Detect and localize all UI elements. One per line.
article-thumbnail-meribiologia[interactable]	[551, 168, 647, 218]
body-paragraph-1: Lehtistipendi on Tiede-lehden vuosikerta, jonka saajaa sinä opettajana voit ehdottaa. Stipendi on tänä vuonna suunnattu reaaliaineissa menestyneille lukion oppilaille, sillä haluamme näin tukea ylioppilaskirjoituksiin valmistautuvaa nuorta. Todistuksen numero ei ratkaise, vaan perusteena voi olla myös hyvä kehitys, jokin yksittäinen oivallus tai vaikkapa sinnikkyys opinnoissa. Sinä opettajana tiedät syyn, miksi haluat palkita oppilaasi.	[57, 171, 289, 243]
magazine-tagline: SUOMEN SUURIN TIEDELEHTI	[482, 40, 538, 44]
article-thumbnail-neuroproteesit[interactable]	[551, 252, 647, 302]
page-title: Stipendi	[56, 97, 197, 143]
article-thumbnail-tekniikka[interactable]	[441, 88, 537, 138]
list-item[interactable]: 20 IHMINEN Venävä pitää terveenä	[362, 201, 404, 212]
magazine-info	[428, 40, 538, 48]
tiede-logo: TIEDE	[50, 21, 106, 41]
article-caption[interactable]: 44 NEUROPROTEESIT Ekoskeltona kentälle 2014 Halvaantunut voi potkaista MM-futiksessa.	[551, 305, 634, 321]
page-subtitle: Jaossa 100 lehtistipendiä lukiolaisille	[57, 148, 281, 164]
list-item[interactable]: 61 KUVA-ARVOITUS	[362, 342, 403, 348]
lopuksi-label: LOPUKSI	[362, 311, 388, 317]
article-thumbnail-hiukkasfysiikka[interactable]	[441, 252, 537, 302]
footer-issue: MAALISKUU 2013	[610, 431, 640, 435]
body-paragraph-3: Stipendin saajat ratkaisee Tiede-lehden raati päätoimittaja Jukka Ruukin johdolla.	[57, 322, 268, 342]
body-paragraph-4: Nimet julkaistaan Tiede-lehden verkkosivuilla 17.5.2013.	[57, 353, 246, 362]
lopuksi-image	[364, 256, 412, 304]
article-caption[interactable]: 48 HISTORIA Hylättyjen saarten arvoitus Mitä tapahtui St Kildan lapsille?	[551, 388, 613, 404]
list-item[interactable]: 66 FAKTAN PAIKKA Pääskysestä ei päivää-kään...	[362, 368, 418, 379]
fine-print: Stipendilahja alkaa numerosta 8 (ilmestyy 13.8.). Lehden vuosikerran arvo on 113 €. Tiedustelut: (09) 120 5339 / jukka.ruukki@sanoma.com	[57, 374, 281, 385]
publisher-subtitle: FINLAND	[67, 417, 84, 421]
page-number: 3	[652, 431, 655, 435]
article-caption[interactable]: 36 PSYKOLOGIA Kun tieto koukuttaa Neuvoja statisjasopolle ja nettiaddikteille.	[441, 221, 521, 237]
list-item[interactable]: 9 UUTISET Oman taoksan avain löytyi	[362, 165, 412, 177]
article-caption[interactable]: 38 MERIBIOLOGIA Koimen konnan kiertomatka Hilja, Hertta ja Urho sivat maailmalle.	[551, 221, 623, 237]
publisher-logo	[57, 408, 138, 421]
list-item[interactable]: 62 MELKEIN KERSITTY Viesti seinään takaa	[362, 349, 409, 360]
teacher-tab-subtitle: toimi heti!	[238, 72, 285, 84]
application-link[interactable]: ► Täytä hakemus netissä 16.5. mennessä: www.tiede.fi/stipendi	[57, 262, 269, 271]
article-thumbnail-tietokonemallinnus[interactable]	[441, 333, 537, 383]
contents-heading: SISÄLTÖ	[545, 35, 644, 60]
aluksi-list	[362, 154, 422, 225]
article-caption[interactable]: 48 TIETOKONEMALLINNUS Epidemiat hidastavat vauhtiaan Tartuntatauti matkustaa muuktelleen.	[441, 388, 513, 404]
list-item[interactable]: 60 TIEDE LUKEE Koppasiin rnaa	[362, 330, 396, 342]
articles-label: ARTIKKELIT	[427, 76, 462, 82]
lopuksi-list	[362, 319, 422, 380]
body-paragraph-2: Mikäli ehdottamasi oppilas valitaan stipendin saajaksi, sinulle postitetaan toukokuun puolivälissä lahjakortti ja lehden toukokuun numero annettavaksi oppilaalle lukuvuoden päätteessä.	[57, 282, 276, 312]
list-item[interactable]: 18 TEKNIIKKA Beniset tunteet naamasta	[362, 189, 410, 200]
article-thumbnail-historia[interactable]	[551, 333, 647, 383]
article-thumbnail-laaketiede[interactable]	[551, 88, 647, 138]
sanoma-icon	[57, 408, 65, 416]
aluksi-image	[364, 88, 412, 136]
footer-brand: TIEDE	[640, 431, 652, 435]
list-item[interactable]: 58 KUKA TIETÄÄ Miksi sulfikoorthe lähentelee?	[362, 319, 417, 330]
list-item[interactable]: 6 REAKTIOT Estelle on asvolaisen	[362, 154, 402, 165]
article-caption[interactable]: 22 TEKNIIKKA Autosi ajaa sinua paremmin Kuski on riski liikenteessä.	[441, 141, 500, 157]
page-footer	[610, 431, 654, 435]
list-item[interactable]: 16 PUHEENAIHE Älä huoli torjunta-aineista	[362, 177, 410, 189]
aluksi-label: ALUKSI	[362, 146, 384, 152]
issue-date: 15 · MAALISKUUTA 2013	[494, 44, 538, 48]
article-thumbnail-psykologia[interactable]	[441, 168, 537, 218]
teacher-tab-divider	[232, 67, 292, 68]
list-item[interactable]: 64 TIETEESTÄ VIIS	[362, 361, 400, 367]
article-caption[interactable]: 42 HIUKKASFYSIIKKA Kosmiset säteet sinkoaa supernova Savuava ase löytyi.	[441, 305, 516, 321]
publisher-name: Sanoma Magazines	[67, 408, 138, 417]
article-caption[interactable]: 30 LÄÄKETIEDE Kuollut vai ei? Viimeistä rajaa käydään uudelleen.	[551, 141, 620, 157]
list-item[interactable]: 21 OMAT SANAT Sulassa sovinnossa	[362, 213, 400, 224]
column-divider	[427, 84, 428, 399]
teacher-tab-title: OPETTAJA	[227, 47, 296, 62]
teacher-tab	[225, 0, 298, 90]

**Korte opdracht:**
Kun je elke regel van het materiaal hierboven ongewijzigd en in dezelfde volgorde opnieuw weergeven?

**Antwoord op opdracht:**
Detect and localize all UI elements. One per line.
article-thumbnail-meribiologia[interactable]	[551, 168, 647, 218]
body-paragraph-1: Lehtistipendi on Tiede-lehden vuosikerta, jonka saajaa sinä opettajana voit ehdottaa. Stipendi on tänä vuonna suunnattu reaaliaineissa menestyneille lukion oppilaille, sillä haluamme näin tukea ylioppilaskirjoituksiin valmistautuvaa nuorta. Todistuksen numero ei ratkaise, vaan perusteena voi olla myös hyvä kehitys, jokin yksittäinen oivallus tai vaikkapa sinnikkyys opinnoissa. Sinä opettajana tiedät syyn, miksi haluat palkita oppilaasi.	[57, 171, 289, 243]
magazine-tagline: SUOMEN SUURIN TIEDELEHTI	[482, 40, 538, 44]
article-thumbnail-neuroproteesit[interactable]	[551, 252, 647, 302]
page-title: Stipendi	[56, 97, 197, 143]
article-thumbnail-tekniikka[interactable]	[441, 88, 537, 138]
list-item[interactable]: 20 IHMINEN Venävä pitää terveenä	[362, 201, 404, 212]
magazine-info	[428, 40, 538, 48]
tiede-logo: TIEDE	[50, 21, 106, 41]
article-caption[interactable]: 44 NEUROPROTEESIT Ekoskeltona kentälle 2014 Halvaantunut voi potkaista MM-futiksessa.	[551, 305, 634, 321]
page-subtitle: Jaossa 100 lehtistipendiä lukiolaisille	[57, 148, 281, 164]
list-item[interactable]: 61 KUVA-ARVOITUS	[362, 342, 403, 348]
lopuksi-label: LOPUKSI	[362, 311, 388, 317]
article-thumbnail-hiukkasfysiikka[interactable]	[441, 252, 537, 302]
footer-issue: MAALISKUU 2013	[610, 431, 640, 435]
body-paragraph-3: Stipendin saajat ratkaisee Tiede-lehden raati päätoimittaja Jukka Ruukin johdolla.	[57, 322, 268, 342]
body-paragraph-4: Nimet julkaistaan Tiede-lehden verkkosivuilla 17.5.2013.	[57, 353, 246, 362]
lopuksi-image	[364, 256, 412, 304]
article-caption[interactable]: 48 HISTORIA Hylättyjen saarten arvoitus Mitä tapahtui St Kildan lapsille?	[551, 388, 613, 404]
list-item[interactable]: 66 FAKTAN PAIKKA Pääskysestä ei päivää-kään...	[362, 368, 418, 379]
fine-print: Stipendilahja alkaa numerosta 8 (ilmestyy 13.8.). Lehden vuosikerran arvo on 113 €. Tiedustelut: (09) 120 5339 / jukka.ruukki@sanoma.com	[57, 374, 281, 385]
publisher-subtitle: FINLAND	[67, 417, 84, 421]
page-number: 3	[652, 431, 655, 435]
article-caption[interactable]: 36 PSYKOLOGIA Kun tieto koukuttaa Neuvoja statisjasopolle ja nettiaddikteille.	[441, 221, 521, 237]
list-item[interactable]: 9 UUTISET Oman taoksan avain löytyi	[362, 165, 412, 177]
article-caption[interactable]: 38 MERIBIOLOGIA Koimen konnan kiertomatka Hilja, Hertta ja Urho sivat maailmalle.	[551, 221, 623, 237]
publisher-logo	[57, 408, 138, 421]
list-item[interactable]: 62 MELKEIN KERSITTY Viesti seinään takaa	[362, 349, 409, 360]
teacher-tab-subtitle: toimi heti!	[238, 72, 285, 84]
application-link[interactable]: ► Täytä hakemus netissä 16.5. mennessä: www.tiede.fi/stipendi	[57, 262, 269, 271]
article-thumbnail-tietokonemallinnus[interactable]	[441, 333, 537, 383]
contents-heading: SISÄLTÖ	[545, 35, 644, 60]
aluksi-list	[362, 154, 422, 225]
article-caption[interactable]: 48 TIETOKONEMALLINNUS Epidemiat hidastavat vauhtiaan Tartuntatauti matkustaa muuktelleen.	[441, 388, 513, 404]
list-item[interactable]: 60 TIEDE LUKEE Koppasiin rnaa	[362, 330, 396, 342]
articles-label: ARTIKKELIT	[427, 76, 462, 82]
lopuksi-list	[362, 319, 422, 380]
body-paragraph-2: Mikäli ehdottamasi oppilas valitaan stipendin saajaksi, sinulle postitetaan toukokuun puolivälissä lahjakortti ja lehden toukokuun numero annettavaksi oppilaalle lukuvuoden päätteessä.	[57, 282, 276, 312]
list-item[interactable]: 18 TEKNIIKKA Beniset tunteet naamasta	[362, 189, 410, 200]
article-thumbnail-historia[interactable]	[551, 333, 647, 383]
article-thumbnail-laaketiede[interactable]	[551, 88, 647, 138]
sanoma-icon	[57, 408, 65, 416]
aluksi-image	[364, 88, 412, 136]
footer-brand: TIEDE	[640, 431, 652, 435]
list-item[interactable]: 58 KUKA TIETÄÄ Miksi sulfikoorthe lähentelee?	[362, 319, 417, 330]
list-item[interactable]: 6 REAKTIOT Estelle on asvolaisen	[362, 154, 402, 165]
article-caption[interactable]: 22 TEKNIIKKA Autosi ajaa sinua paremmin Kuski on riski liikenteessä.	[441, 141, 500, 157]
page-footer	[610, 431, 654, 435]
list-item[interactable]: 16 PUHEENAIHE Älä huoli torjunta-aineista	[362, 177, 410, 189]
aluksi-label: ALUKSI	[362, 146, 384, 152]
issue-date: 15 · MAALISKUUTA 2013	[494, 44, 538, 48]
article-thumbnail-psykologia[interactable]	[441, 168, 537, 218]
teacher-tab-divider	[232, 67, 292, 68]
list-item[interactable]: 64 TIETEESTÄ VIIS	[362, 361, 400, 367]
article-caption[interactable]: 42 HIUKKASFYSIIKKA Kosmiset säteet sinkoaa supernova Savuava ase löytyi.	[441, 305, 516, 321]
publisher-name: Sanoma Magazines	[67, 408, 138, 417]
article-caption[interactable]: 30 LÄÄKETIEDE Kuollut vai ei? Viimeistä rajaa käydään uudelleen.	[551, 141, 620, 157]
list-item[interactable]: 21 OMAT SANAT Sulassa sovinnossa	[362, 213, 400, 224]
column-divider	[427, 84, 428, 399]
teacher-tab-title: OPETTAJA	[227, 47, 296, 62]
teacher-tab	[225, 0, 298, 90]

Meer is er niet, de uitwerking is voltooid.